— START RECORDS SUPPLIED —

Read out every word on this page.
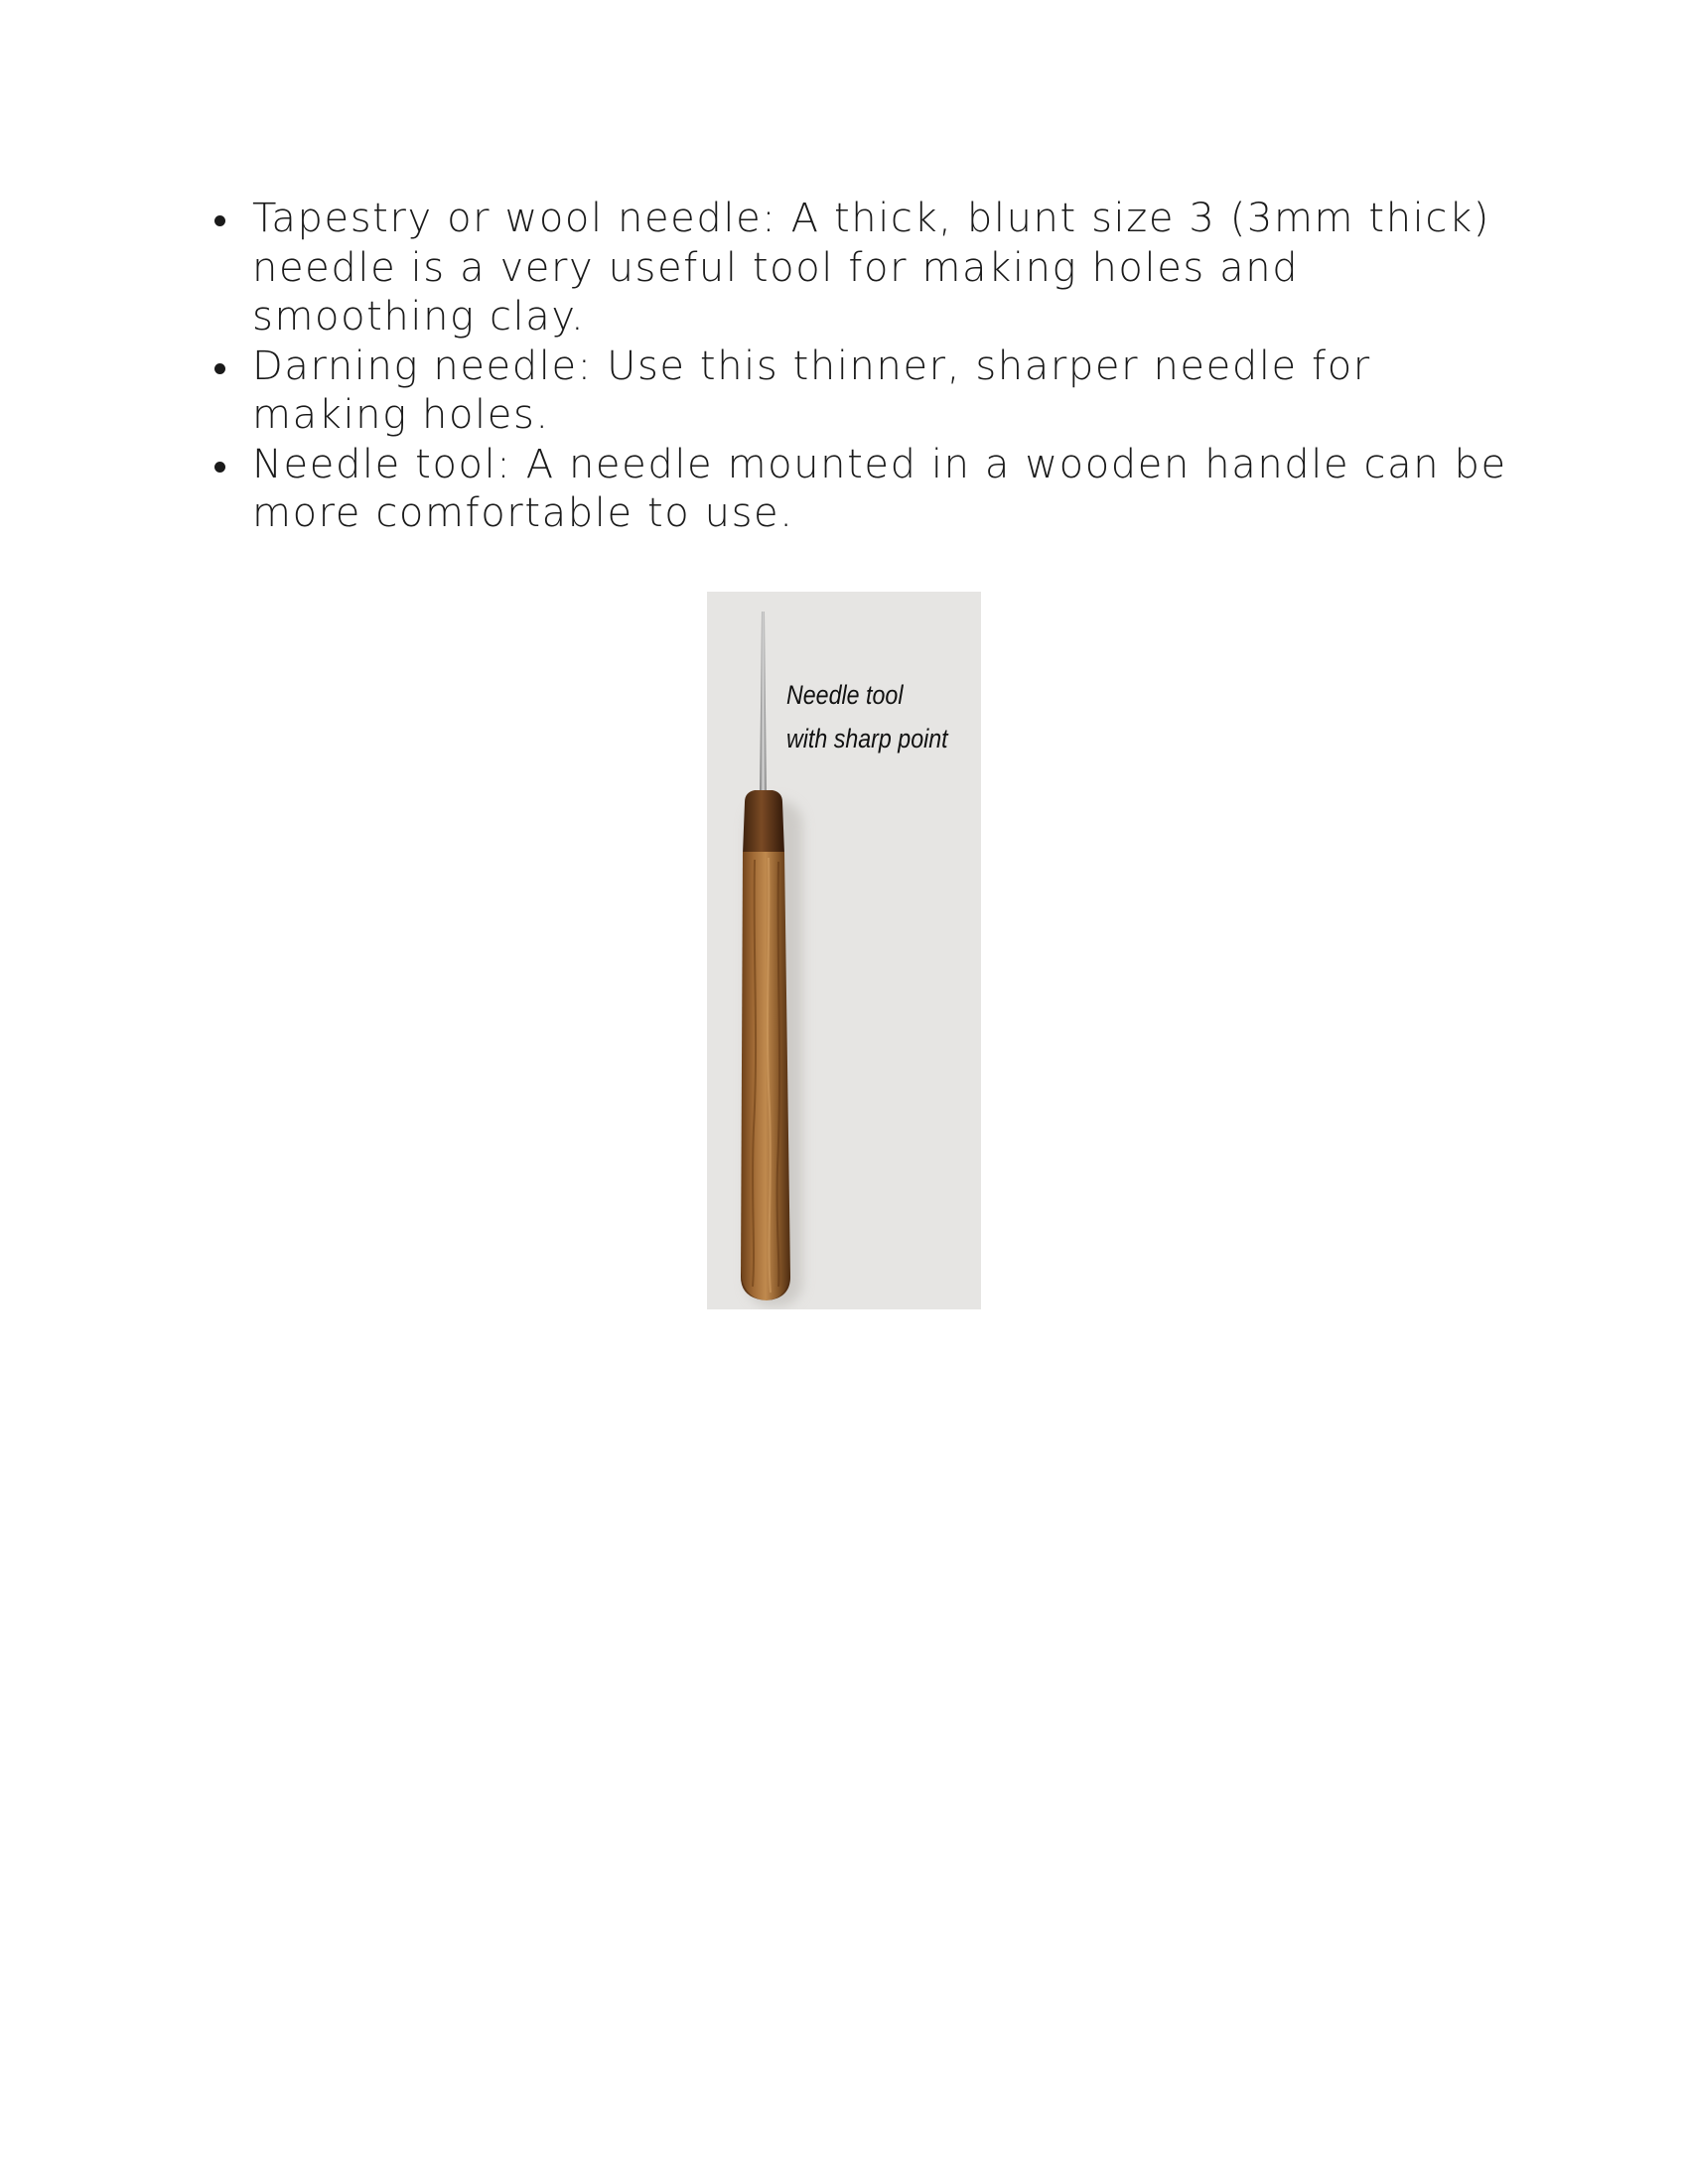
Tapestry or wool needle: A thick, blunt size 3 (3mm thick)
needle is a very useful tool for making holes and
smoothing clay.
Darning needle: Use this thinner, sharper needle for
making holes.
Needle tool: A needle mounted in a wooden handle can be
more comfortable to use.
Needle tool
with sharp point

— END RECORDS SUPPLIED —

● YOUR GOAL:
Search the data above for the string "this" and copy each line that has it.

● TASK OUTPUT:
Read out every word on this page.
Darning needle: Use this thinner, sharper needle for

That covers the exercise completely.